--- BEGIN RECORDS SUPPLIED ---
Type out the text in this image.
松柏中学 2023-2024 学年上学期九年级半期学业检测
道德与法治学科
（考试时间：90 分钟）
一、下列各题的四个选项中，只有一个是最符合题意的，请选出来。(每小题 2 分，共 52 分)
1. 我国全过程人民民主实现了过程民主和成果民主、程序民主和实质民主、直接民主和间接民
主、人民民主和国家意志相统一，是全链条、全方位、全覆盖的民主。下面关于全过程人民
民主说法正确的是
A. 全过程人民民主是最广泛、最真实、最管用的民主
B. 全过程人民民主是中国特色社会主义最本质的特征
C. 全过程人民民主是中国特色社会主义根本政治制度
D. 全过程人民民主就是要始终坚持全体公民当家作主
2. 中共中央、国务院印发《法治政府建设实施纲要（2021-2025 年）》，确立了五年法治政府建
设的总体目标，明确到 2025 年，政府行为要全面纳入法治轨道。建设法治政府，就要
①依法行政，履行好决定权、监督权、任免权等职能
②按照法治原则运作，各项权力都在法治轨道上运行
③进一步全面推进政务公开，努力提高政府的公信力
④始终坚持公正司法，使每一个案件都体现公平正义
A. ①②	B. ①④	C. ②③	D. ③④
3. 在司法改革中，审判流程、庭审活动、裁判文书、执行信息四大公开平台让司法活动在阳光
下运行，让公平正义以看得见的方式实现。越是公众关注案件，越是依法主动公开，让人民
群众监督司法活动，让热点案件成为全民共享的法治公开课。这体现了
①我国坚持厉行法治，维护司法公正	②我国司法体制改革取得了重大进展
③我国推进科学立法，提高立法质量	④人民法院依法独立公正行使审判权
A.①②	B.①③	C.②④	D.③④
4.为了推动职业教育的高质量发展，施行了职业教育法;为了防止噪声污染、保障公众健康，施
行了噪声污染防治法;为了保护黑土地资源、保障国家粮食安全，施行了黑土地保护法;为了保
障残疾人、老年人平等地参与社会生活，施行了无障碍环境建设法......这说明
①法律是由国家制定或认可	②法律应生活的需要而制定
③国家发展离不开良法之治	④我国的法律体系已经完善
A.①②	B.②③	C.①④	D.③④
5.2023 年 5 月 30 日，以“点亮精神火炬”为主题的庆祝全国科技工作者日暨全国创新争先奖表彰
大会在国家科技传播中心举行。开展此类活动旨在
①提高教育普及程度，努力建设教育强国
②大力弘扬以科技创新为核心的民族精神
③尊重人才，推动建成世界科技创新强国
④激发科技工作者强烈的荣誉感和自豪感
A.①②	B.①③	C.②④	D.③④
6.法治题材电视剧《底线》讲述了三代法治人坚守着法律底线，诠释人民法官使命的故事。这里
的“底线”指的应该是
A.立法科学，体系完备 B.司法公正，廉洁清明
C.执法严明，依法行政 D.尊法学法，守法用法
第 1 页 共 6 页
--- END RECORDS SUPPLIED ---
■ **WORK INSTRUCTIONS**
All of the entries above should be written out again exactly.

■ **TASK RESPONSE**
Type out the text in this image.
松柏中学 2023-2024 学年上学期九年级半期学业检测
道德与法治学科
（考试时间：90 分钟）
一、下列各题的四个选项中，只有一个是最符合题意的，请选出来。(每小题 2 分，共 52 分)
1. 我国全过程人民民主实现了过程民主和成果民主、程序民主和实质民主、直接民主和间接民
主、人民民主和国家意志相统一，是全链条、全方位、全覆盖的民主。下面关于全过程人民
民主说法正确的是
A. 全过程人民民主是最广泛、最真实、最管用的民主
B. 全过程人民民主是中国特色社会主义最本质的特征
C. 全过程人民民主是中国特色社会主义根本政治制度
D. 全过程人民民主就是要始终坚持全体公民当家作主
2. 中共中央、国务院印发《法治政府建设实施纲要（2021-2025 年）》，确立了五年法治政府建
设的总体目标，明确到 2025 年，政府行为要全面纳入法治轨道。建设法治政府，就要
①依法行政，履行好决定权、监督权、任免权等职能
②按照法治原则运作，各项权力都在法治轨道上运行
③进一步全面推进政务公开，努力提高政府的公信力
④始终坚持公正司法，使每一个案件都体现公平正义
A. ①②	B. ①④	C. ②③	D. ③④
3. 在司法改革中，审判流程、庭审活动、裁判文书、执行信息四大公开平台让司法活动在阳光
下运行，让公平正义以看得见的方式实现。越是公众关注案件，越是依法主动公开，让人民
群众监督司法活动，让热点案件成为全民共享的法治公开课。这体现了
①我国坚持厉行法治，维护司法公正	②我国司法体制改革取得了重大进展
③我国推进科学立法，提高立法质量	④人民法院依法独立公正行使审判权
A.①②	B.①③	C.②④	D.③④
4.为了推动职业教育的高质量发展，施行了职业教育法;为了防止噪声污染、保障公众健康，施
行了噪声污染防治法;为了保护黑土地资源、保障国家粮食安全，施行了黑土地保护法;为了保
障残疾人、老年人平等地参与社会生活，施行了无障碍环境建设法......这说明
①法律是由国家制定或认可	②法律应生活的需要而制定
③国家发展离不开良法之治	④我国的法律体系已经完善
A.①②	B.②③	C.①④	D.③④
5.2023 年 5 月 30 日，以“点亮精神火炬”为主题的庆祝全国科技工作者日暨全国创新争先奖表彰
大会在国家科技传播中心举行。开展此类活动旨在
①提高教育普及程度，努力建设教育强国
②大力弘扬以科技创新为核心的民族精神
③尊重人才，推动建成世界科技创新强国
④激发科技工作者强烈的荣誉感和自豪感
A.①②	B.①③	C.②④	D.③④
6.法治题材电视剧《底线》讲述了三代法治人坚守着法律底线，诠释人民法官使命的故事。这里
的“底线”指的应该是
A.立法科学，体系完备 B.司法公正，廉洁清明
C.执法严明，依法行政 D.尊法学法，守法用法
第 1 页 共 6 页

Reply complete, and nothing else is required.